(Chart and figure data)
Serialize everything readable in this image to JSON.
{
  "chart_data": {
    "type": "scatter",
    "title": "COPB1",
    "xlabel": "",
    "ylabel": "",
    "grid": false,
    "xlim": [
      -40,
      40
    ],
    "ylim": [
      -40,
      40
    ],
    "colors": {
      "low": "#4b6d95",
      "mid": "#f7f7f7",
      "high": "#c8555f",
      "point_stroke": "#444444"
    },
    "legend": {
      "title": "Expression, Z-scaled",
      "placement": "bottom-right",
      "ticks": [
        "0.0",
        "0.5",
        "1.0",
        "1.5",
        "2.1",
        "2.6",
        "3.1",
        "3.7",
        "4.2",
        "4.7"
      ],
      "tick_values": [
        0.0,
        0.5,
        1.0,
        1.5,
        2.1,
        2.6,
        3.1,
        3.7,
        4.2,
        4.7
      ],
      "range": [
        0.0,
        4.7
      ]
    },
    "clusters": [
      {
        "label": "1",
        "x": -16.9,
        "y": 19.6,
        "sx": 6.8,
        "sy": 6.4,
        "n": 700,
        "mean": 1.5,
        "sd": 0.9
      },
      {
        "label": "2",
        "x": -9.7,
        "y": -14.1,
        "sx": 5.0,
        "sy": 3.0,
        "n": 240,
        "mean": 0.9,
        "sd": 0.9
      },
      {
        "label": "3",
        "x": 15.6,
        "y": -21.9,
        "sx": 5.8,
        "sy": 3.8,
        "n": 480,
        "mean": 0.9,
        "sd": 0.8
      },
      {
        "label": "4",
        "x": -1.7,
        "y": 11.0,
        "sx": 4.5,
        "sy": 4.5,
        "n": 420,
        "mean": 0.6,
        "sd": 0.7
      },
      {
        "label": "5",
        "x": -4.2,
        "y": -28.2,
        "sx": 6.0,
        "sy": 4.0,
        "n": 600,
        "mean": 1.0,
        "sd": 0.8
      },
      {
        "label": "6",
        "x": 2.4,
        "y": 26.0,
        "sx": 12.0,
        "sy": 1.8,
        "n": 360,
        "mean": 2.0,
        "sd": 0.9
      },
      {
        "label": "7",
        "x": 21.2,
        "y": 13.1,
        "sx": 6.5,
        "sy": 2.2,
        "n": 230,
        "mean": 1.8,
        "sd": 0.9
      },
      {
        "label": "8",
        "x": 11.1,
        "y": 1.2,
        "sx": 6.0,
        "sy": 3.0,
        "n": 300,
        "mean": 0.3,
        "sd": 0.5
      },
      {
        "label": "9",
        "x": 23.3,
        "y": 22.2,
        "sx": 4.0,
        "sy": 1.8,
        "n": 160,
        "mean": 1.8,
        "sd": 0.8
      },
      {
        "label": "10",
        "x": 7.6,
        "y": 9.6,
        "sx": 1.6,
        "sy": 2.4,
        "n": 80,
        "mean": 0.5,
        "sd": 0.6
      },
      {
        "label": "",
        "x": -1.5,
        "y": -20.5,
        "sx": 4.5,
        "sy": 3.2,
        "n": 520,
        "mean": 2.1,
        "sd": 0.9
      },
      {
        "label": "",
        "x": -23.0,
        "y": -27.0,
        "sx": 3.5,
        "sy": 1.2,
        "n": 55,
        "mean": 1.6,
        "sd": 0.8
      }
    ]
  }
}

BRIEF = Reproduce each line of the material above precisely.

RESULT =
Serialize everything readable in this image to JSON.
{
  "chart_data": {
    "type": "scatter",
    "title": "COPB1",
    "xlabel": "",
    "ylabel": "",
    "grid": false,
    "xlim": [
      -40,
      40
    ],
    "ylim": [
      -40,
      40
    ],
    "colors": {
      "low": "#4b6d95",
      "mid": "#f7f7f7",
      "high": "#c8555f",
      "point_stroke": "#444444"
    },
    "legend": {
      "title": "Expression, Z-scaled",
      "placement": "bottom-right",
      "ticks": [
        "0.0",
        "0.5",
        "1.0",
        "1.5",
        "2.1",
        "2.6",
        "3.1",
        "3.7",
        "4.2",
        "4.7"
      ],
      "tick_values": [
        0.0,
        0.5,
        1.0,
        1.5,
        2.1,
        2.6,
        3.1,
        3.7,
        4.2,
        4.7
      ],
      "range": [
        0.0,
        4.7
      ]
    },
    "clusters": [
      {
        "label": "1",
        "x": -16.9,
        "y": 19.6,
        "sx": 6.8,
        "sy": 6.4,
        "n": 700,
        "mean": 1.5,
        "sd": 0.9
      },
      {
        "label": "2",
        "x": -9.7,
        "y": -14.1,
        "sx": 5.0,
        "sy": 3.0,
        "n": 240,
        "mean": 0.9,
        "sd": 0.9
      },
      {
        "label": "3",
        "x": 15.6,
        "y": -21.9,
        "sx": 5.8,
        "sy": 3.8,
        "n": 480,
        "mean": 0.9,
        "sd": 0.8
      },
      {
        "label": "4",
        "x": -1.7,
        "y": 11.0,
        "sx": 4.5,
        "sy": 4.5,
        "n": 420,
        "mean": 0.6,
        "sd": 0.7
      },
      {
        "label": "5",
        "x": -4.2,
        "y": -28.2,
        "sx": 6.0,
        "sy": 4.0,
        "n": 600,
        "mean": 1.0,
        "sd": 0.8
      },
      {
        "label": "6",
        "x": 2.4,
        "y": 26.0,
        "sx": 12.0,
        "sy": 1.8,
        "n": 360,
        "mean": 2.0,
        "sd": 0.9
      },
      {
        "label": "7",
        "x": 21.2,
        "y": 13.1,
        "sx": 6.5,
        "sy": 2.2,
        "n": 230,
        "mean": 1.8,
        "sd": 0.9
      },
      {
        "label": "8",
        "x": 11.1,
        "y": 1.2,
        "sx": 6.0,
        "sy": 3.0,
        "n": 300,
        "mean": 0.3,
        "sd": 0.5
      },
      {
        "label": "9",
        "x": 23.3,
        "y": 22.2,
        "sx": 4.0,
        "sy": 1.8,
        "n": 160,
        "mean": 1.8,
        "sd": 0.8
      },
      {
        "label": "10",
        "x": 7.6,
        "y": 9.6,
        "sx": 1.6,
        "sy": 2.4,
        "n": 80,
        "mean": 0.5,
        "sd": 0.6
      },
      {
        "label": "",
        "x": -1.5,
        "y": -20.5,
        "sx": 4.5,
        "sy": 3.2,
        "n": 520,
        "mean": 2.1,
        "sd": 0.9
      },
      {
        "label": "",
        "x": -23.0,
        "y": -27.0,
        "sx": 3.5,
        "sy": 1.2,
        "n": 55,
        "mean": 1.6,
        "sd": 0.8
      }
    ]
  }
}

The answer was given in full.